### THE EXERCISE
Return each line of the data below exactly, omitting any pictures.

Collected data

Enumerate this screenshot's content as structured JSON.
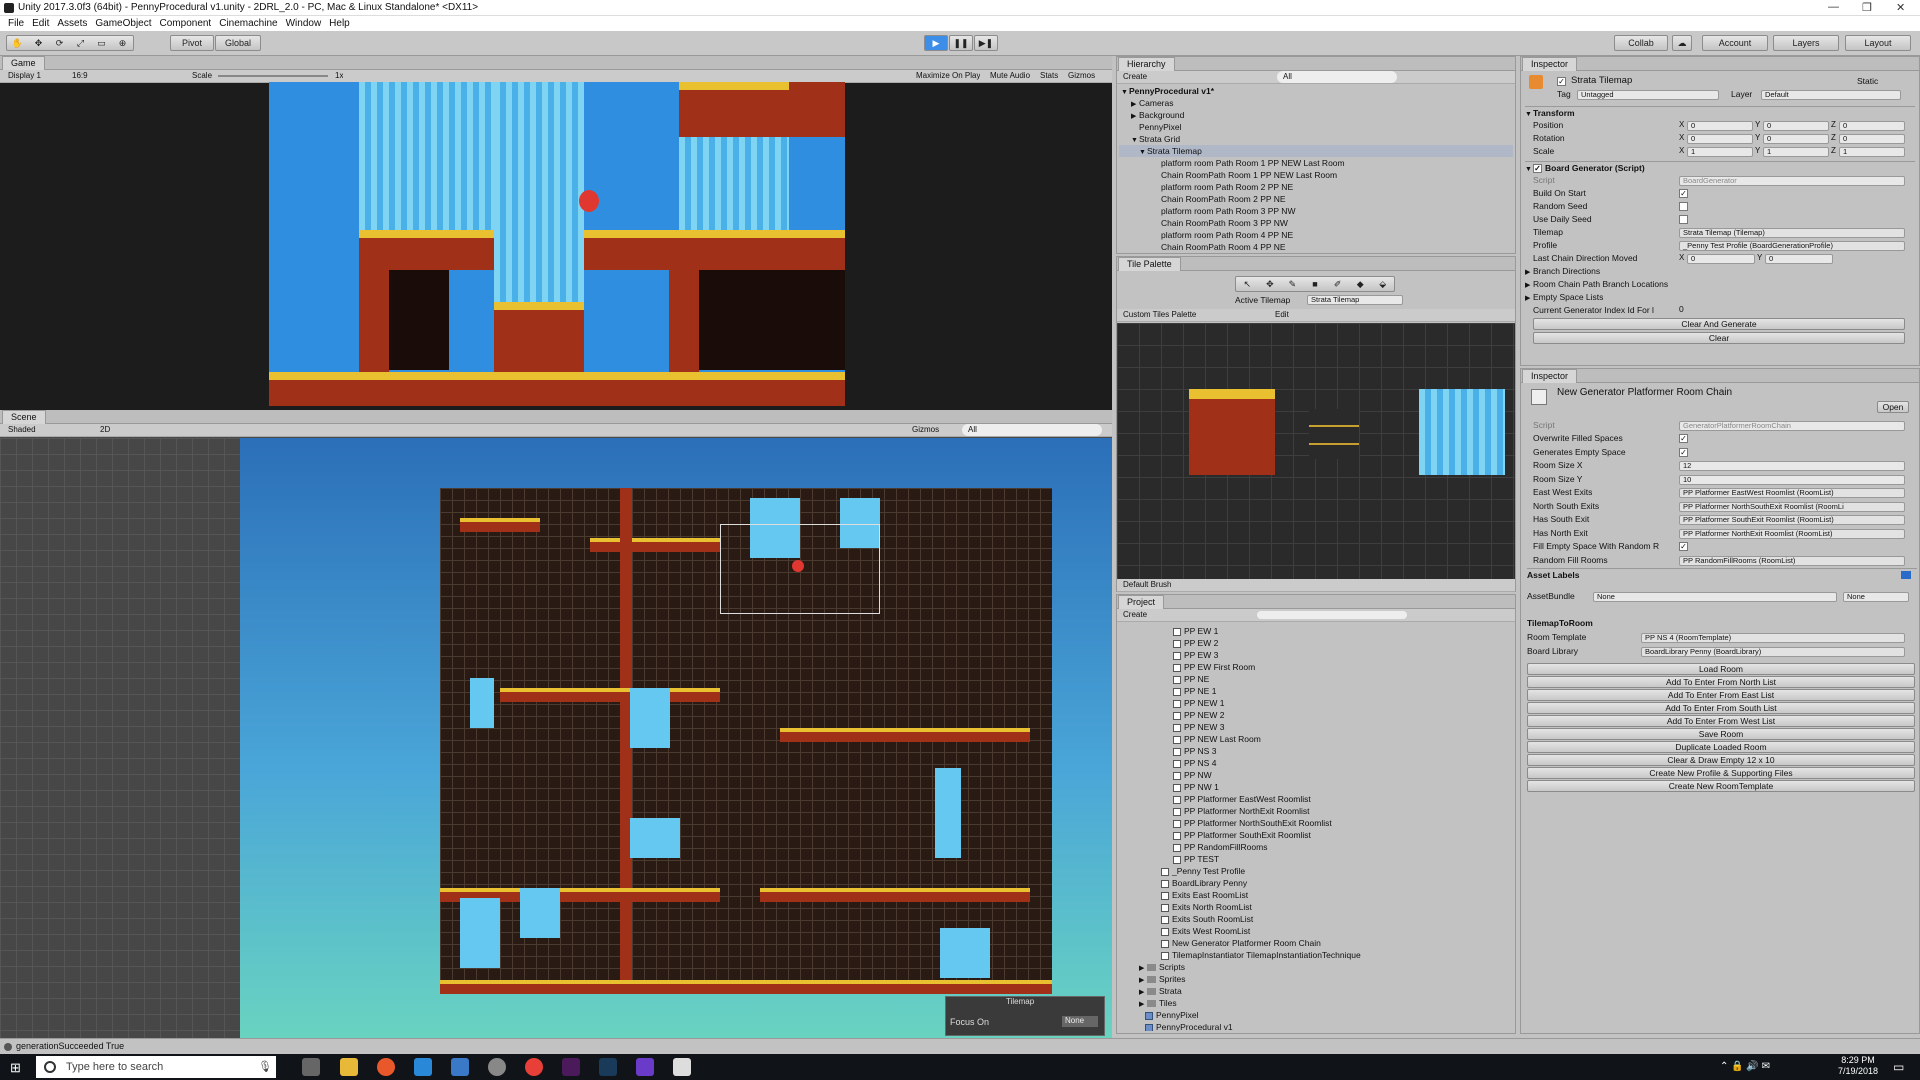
{
  "window": {
    "title": "Unity 2017.3.0f3 (64bit) - PennyProcedural v1.unity - 2DRL_2.0 - PC, Mac & Linux Standalone* <DX11>"
  },
  "menu": [
    "File",
    "Edit",
    "Assets",
    "GameObject",
    "Component",
    "Cinemachine",
    "Window",
    "Help"
  ],
  "toolbar": {
    "pivot": "Pivot",
    "global": "Global",
    "collab": "Collab",
    "account": "Account",
    "layers": "Layers",
    "layout": "Layout"
  },
  "game": {
    "tab": "Game",
    "display": "Display 1",
    "aspect": "16:9",
    "scale_label": "Scale",
    "scale_value": "1x",
    "maximize": "Maximize On Play",
    "mute": "Mute Audio",
    "stats": "Stats",
    "gizmos": "Gizmos"
  },
  "scene": {
    "tab": "Scene",
    "shading": "Shaded",
    "mode2d": "2D",
    "gizmos": "Gizmos",
    "search": "All",
    "tilemap_label": "Tilemap",
    "focus_on": "Focus On",
    "focus_value": "None"
  },
  "hierarchy": {
    "tab": "Hierarchy",
    "create": "Create",
    "search": "All",
    "scene_name": "PennyProcedural v1*",
    "items": [
      "Cameras",
      "Background",
      "PennyPixel",
      "Strata Grid",
      "Strata Tilemap",
      "platform room Path Room 1 PP NEW Last Room",
      "Chain RoomPath Room 1 PP NEW Last Room",
      "platform room Path Room 2 PP NE",
      "Chain RoomPath Room 2 PP NE",
      "platform room Path Room 3 PP NW",
      "Chain RoomPath Room 3 PP NW",
      "platform room Path Room 4 PP NE",
      "Chain RoomPath Room 4 PP NE"
    ]
  },
  "tile_palette": {
    "tab": "Tile Palette",
    "active_tilemap_label": "Active Tilemap",
    "active_tilemap_value": "Strata Tilemap",
    "palette_name": "Custom Tiles Palette",
    "edit": "Edit",
    "brush": "Default Brush"
  },
  "project": {
    "tab": "Project",
    "create": "Create",
    "items": [
      "PP EW 1",
      "PP EW 2",
      "PP EW 3",
      "PP EW First Room",
      "PP NE",
      "PP NE 1",
      "PP NEW 1",
      "PP NEW 2",
      "PP NEW 3",
      "PP NEW Last Room",
      "PP NS 3",
      "PP NS 4",
      "PP NW",
      "PP NW 1",
      "PP Platformer EastWest Roomlist",
      "PP Platformer NorthExit Roomlist",
      "PP Platformer NorthSouthExit Roomlist",
      "PP Platformer SouthExit Roomlist",
      "PP RandomFillRooms",
      "PP TEST",
      "_Penny Test Profile",
      "BoardLibrary Penny",
      "Exits East RoomList",
      "Exits North RoomList",
      "Exits South RoomList",
      "Exits West RoomList",
      "New Generator Platformer Room Chain",
      "TilemapInstantiator TilemapInstantiationTechnique",
      "Scripts",
      "Sprites",
      "Strata",
      "Tiles",
      "PennyPixel",
      "PennyProcedural v1"
    ]
  },
  "inspector1": {
    "tab": "Inspector",
    "object_name": "Strata Tilemap",
    "static": "Static",
    "tag_label": "Tag",
    "tag": "Untagged",
    "layer_label": "Layer",
    "layer": "Default",
    "transform": {
      "title": "Transform",
      "position": "Position",
      "rotation": "Rotation",
      "scale": "Scale",
      "pos": [
        "0",
        "0",
        "0"
      ],
      "rot": [
        "0",
        "0",
        "0"
      ],
      "scl": [
        "1",
        "1",
        "1"
      ]
    },
    "board": {
      "title": "Board Generator (Script)",
      "script_label": "Script",
      "script": "BoardGenerator",
      "build_on_start": "Build On Start",
      "random_seed": "Random Seed",
      "use_daily_seed": "Use Daily Seed",
      "tilemap_label": "Tilemap",
      "tilemap": "Strata Tilemap (Tilemap)",
      "profile_label": "Profile",
      "profile": "_Penny Test Profile (BoardGenerationProfile)",
      "last_chain": "Last Chain Direction Moved",
      "last_x": "0",
      "last_y": "0",
      "branch": "Branch Directions",
      "room_chain": "Room Chain Path Branch Locations",
      "empty_space": "Empty Space Lists",
      "current_gen": "Current Generator Index Id For l",
      "current_gen_val": "0",
      "clear_generate": "Clear And Generate",
      "clear": "Clear"
    }
  },
  "inspector2": {
    "tab": "Inspector",
    "object_name": "New Generator Platformer Room Chain",
    "open": "Open",
    "script_label": "Script",
    "script": "GeneratorPlatformerRoomChain",
    "rows": [
      {
        "label": "Overwrite Filled Spaces",
        "type": "check",
        "value": "✓"
      },
      {
        "label": "Generates Empty Space",
        "type": "check",
        "value": "✓"
      },
      {
        "label": "Room Size X",
        "type": "text",
        "value": "12"
      },
      {
        "label": "Room Size Y",
        "type": "text",
        "value": "10"
      },
      {
        "label": "East West Exits",
        "type": "obj",
        "value": "PP Platformer EastWest Roomlist (RoomList)"
      },
      {
        "label": "North South Exits",
        "type": "obj",
        "value": "PP Platformer NorthSouthExit Roomlist (RoomLi"
      },
      {
        "label": "Has South Exit",
        "type": "obj",
        "value": "PP Platformer SouthExit Roomlist (RoomList)"
      },
      {
        "label": "Has North Exit",
        "type": "obj",
        "value": "PP Platformer NorthExit Roomlist (RoomList)"
      },
      {
        "label": "Fill Empty Space With Random R",
        "type": "check",
        "value": "✓"
      },
      {
        "label": "Random Fill Rooms",
        "type": "obj",
        "value": "PP RandomFillRooms (RoomList)"
      }
    ],
    "asset_labels": "Asset Labels",
    "assetbundle_label": "AssetBundle",
    "assetbundle": "None",
    "assetbundle_variant": "None"
  },
  "tilemap_to_room": {
    "title": "TilemapToRoom",
    "room_template_label": "Room Template",
    "room_template": "PP NS 4 (RoomTemplate)",
    "board_library_label": "Board Library",
    "board_library": "BoardLibrary Penny (BoardLibrary)",
    "buttons": [
      "Load Room",
      "Add To Enter From North List",
      "Add To Enter From East List",
      "Add To Enter From South List",
      "Add To Enter From West List",
      "Save Room",
      "Duplicate Loaded Room",
      "Clear & Draw Empty 12 x 10",
      "Create New Profile & Supporting Files",
      "Create New RoomTemplate"
    ]
  },
  "status": "generationSucceeded True",
  "taskbar": {
    "search": "Type here to search",
    "time": "8:29 PM",
    "date": "7/19/2018"
  },
  "colors": {
    "sky": "#2f8ee0",
    "water": "#64c8f0",
    "rock": "#a03018",
    "grass": "#e8c030",
    "scene_top": "#2b6fb8",
    "scene_bottom": "#6ad4c0"
  }
}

### RIGHT ANSWER
Enumerate this screenshot's content as structured JSON.
{
  "window": {
    "title": "Unity 2017.3.0f3 (64bit) - PennyProcedural v1.unity - 2DRL_2.0 - PC, Mac & Linux Standalone* <DX11>"
  },
  "menu": [
    "File",
    "Edit",
    "Assets",
    "GameObject",
    "Component",
    "Cinemachine",
    "Window",
    "Help"
  ],
  "toolbar": {
    "pivot": "Pivot",
    "global": "Global",
    "collab": "Collab",
    "account": "Account",
    "layers": "Layers",
    "layout": "Layout"
  },
  "game": {
    "tab": "Game",
    "display": "Display 1",
    "aspect": "16:9",
    "scale_label": "Scale",
    "scale_value": "1x",
    "maximize": "Maximize On Play",
    "mute": "Mute Audio",
    "stats": "Stats",
    "gizmos": "Gizmos"
  },
  "scene": {
    "tab": "Scene",
    "shading": "Shaded",
    "mode2d": "2D",
    "gizmos": "Gizmos",
    "search": "All",
    "tilemap_label": "Tilemap",
    "focus_on": "Focus On",
    "focus_value": "None"
  },
  "hierarchy": {
    "tab": "Hierarchy",
    "create": "Create",
    "search": "All",
    "scene_name": "PennyProcedural v1*",
    "items": [
      "Cameras",
      "Background",
      "PennyPixel",
      "Strata Grid",
      "Strata Tilemap",
      "platform room Path Room 1 PP NEW Last Room",
      "Chain RoomPath Room 1 PP NEW Last Room",
      "platform room Path Room 2 PP NE",
      "Chain RoomPath Room 2 PP NE",
      "platform room Path Room 3 PP NW",
      "Chain RoomPath Room 3 PP NW",
      "platform room Path Room 4 PP NE",
      "Chain RoomPath Room 4 PP NE"
    ]
  },
  "tile_palette": {
    "tab": "Tile Palette",
    "active_tilemap_label": "Active Tilemap",
    "active_tilemap_value": "Strata Tilemap",
    "palette_name": "Custom Tiles Palette",
    "edit": "Edit",
    "brush": "Default Brush"
  },
  "project": {
    "tab": "Project",
    "create": "Create",
    "items": [
      "PP EW 1",
      "PP EW 2",
      "PP EW 3",
      "PP EW First Room",
      "PP NE",
      "PP NE 1",
      "PP NEW 1",
      "PP NEW 2",
      "PP NEW 3",
      "PP NEW Last Room",
      "PP NS 3",
      "PP NS 4",
      "PP NW",
      "PP NW 1",
      "PP Platformer EastWest Roomlist",
      "PP Platformer NorthExit Roomlist",
      "PP Platformer NorthSouthExit Roomlist",
      "PP Platformer SouthExit Roomlist",
      "PP RandomFillRooms",
      "PP TEST",
      "_Penny Test Profile",
      "BoardLibrary Penny",
      "Exits East RoomList",
      "Exits North RoomList",
      "Exits South RoomList",
      "Exits West RoomList",
      "New Generator Platformer Room Chain",
      "TilemapInstantiator TilemapInstantiationTechnique",
      "Scripts",
      "Sprites",
      "Strata",
      "Tiles",
      "PennyPixel",
      "PennyProcedural v1"
    ]
  },
  "inspector1": {
    "tab": "Inspector",
    "object_name": "Strata Tilemap",
    "static": "Static",
    "tag_label": "Tag",
    "tag": "Untagged",
    "layer_label": "Layer",
    "layer": "Default",
    "transform": {
      "title": "Transform",
      "position": "Position",
      "rotation": "Rotation",
      "scale": "Scale",
      "pos": [
        "0",
        "0",
        "0"
      ],
      "rot": [
        "0",
        "0",
        "0"
      ],
      "scl": [
        "1",
        "1",
        "1"
      ]
    },
    "board": {
      "title": "Board Generator (Script)",
      "script_label": "Script",
      "script": "BoardGenerator",
      "build_on_start": "Build On Start",
      "random_seed": "Random Seed",
      "use_daily_seed": "Use Daily Seed",
      "tilemap_label": "Tilemap",
      "tilemap": "Strata Tilemap (Tilemap)",
      "profile_label": "Profile",
      "profile": "_Penny Test Profile (BoardGenerationProfile)",
      "last_chain": "Last Chain Direction Moved",
      "last_x": "0",
      "last_y": "0",
      "branch": "Branch Directions",
      "room_chain": "Room Chain Path Branch Locations",
      "empty_space": "Empty Space Lists",
      "current_gen": "Current Generator Index Id For l",
      "current_gen_val": "0",
      "clear_generate": "Clear And Generate",
      "clear": "Clear"
    }
  },
  "inspector2": {
    "tab": "Inspector",
    "object_name": "New Generator Platformer Room Chain",
    "open": "Open",
    "script_label": "Script",
    "script": "GeneratorPlatformerRoomChain",
    "rows": [
      {
        "label": "Overwrite Filled Spaces",
        "type": "check",
        "value": "✓"
      },
      {
        "label": "Generates Empty Space",
        "type": "check",
        "value": "✓"
      },
      {
        "label": "Room Size X",
        "type": "text",
        "value": "12"
      },
      {
        "label": "Room Size Y",
        "type": "text",
        "value": "10"
      },
      {
        "label": "East West Exits",
        "type": "obj",
        "value": "PP Platformer EastWest Roomlist (RoomList)"
      },
      {
        "label": "North South Exits",
        "type": "obj",
        "value": "PP Platformer NorthSouthExit Roomlist (RoomLi"
      },
      {
        "label": "Has South Exit",
        "type": "obj",
        "value": "PP Platformer SouthExit Roomlist (RoomList)"
      },
      {
        "label": "Has North Exit",
        "type": "obj",
        "value": "PP Platformer NorthExit Roomlist (RoomList)"
      },
      {
        "label": "Fill Empty Space With Random R",
        "type": "check",
        "value": "✓"
      },
      {
        "label": "Random Fill Rooms",
        "type": "obj",
        "value": "PP RandomFillRooms (RoomList)"
      }
    ],
    "asset_labels": "Asset Labels",
    "assetbundle_label": "AssetBundle",
    "assetbundle": "None",
    "assetbundle_variant": "None"
  },
  "tilemap_to_room": {
    "title": "TilemapToRoom",
    "room_template_label": "Room Template",
    "room_template": "PP NS 4 (RoomTemplate)",
    "board_library_label": "Board Library",
    "board_library": "BoardLibrary Penny (BoardLibrary)",
    "buttons": [
      "Load Room",
      "Add To Enter From North List",
      "Add To Enter From East List",
      "Add To Enter From South List",
      "Add To Enter From West List",
      "Save Room",
      "Duplicate Loaded Room",
      "Clear & Draw Empty 12 x 10",
      "Create New Profile & Supporting Files",
      "Create New RoomTemplate"
    ]
  },
  "status": "generationSucceeded True",
  "taskbar": {
    "search": "Type here to search",
    "time": "8:29 PM",
    "date": "7/19/2018"
  },
  "colors": {
    "sky": "#2f8ee0",
    "water": "#64c8f0",
    "rock": "#a03018",
    "grass": "#e8c030",
    "scene_top": "#2b6fb8",
    "scene_bottom": "#6ad4c0"
  }
}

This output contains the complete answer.